-- start Provided records --

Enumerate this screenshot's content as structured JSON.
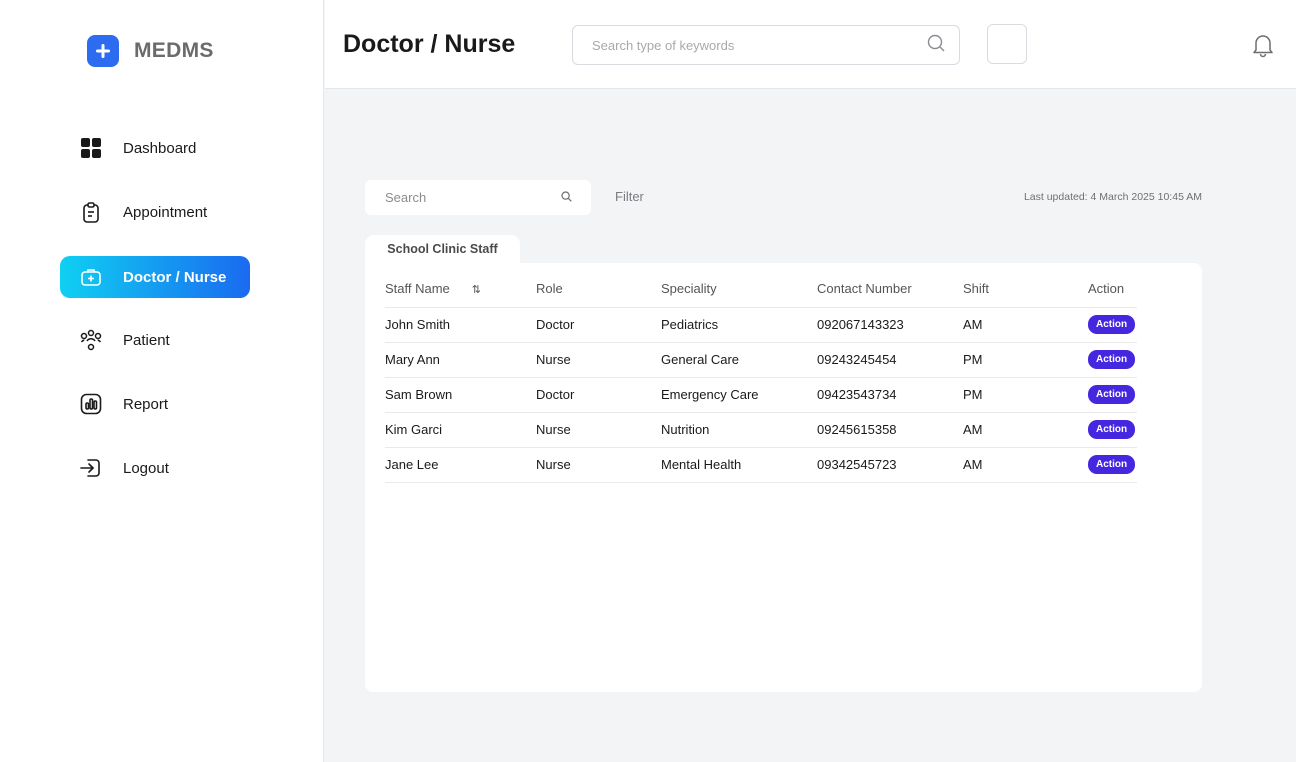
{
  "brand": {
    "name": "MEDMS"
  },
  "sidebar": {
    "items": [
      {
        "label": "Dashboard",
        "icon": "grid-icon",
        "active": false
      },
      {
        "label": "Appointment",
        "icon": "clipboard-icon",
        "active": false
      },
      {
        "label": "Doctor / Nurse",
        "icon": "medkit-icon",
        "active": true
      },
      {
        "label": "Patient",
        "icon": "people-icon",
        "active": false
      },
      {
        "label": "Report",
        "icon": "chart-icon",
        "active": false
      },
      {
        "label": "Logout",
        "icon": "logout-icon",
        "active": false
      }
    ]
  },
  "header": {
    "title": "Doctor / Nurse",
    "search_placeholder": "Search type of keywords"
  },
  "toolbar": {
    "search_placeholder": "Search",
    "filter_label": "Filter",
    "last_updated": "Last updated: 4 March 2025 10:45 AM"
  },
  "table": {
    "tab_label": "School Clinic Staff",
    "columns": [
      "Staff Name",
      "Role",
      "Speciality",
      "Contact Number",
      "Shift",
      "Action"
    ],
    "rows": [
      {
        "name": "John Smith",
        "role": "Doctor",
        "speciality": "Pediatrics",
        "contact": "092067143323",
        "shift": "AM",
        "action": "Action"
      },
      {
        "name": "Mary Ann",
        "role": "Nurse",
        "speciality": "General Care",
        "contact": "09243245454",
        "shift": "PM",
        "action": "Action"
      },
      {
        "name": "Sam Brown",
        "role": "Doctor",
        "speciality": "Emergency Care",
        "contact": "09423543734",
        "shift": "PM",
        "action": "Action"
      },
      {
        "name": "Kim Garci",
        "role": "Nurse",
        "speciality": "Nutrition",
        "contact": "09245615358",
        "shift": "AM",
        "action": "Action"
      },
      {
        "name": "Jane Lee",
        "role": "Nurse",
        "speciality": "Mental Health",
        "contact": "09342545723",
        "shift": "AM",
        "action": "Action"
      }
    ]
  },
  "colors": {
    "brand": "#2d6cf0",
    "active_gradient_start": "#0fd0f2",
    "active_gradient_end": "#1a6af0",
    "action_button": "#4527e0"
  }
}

-- end Provided records --

Directive
Copy out every line from the data above that has "Staff" in it.

Written solution
    "tab_label": "School Clinic Staff",
      "Staff Name",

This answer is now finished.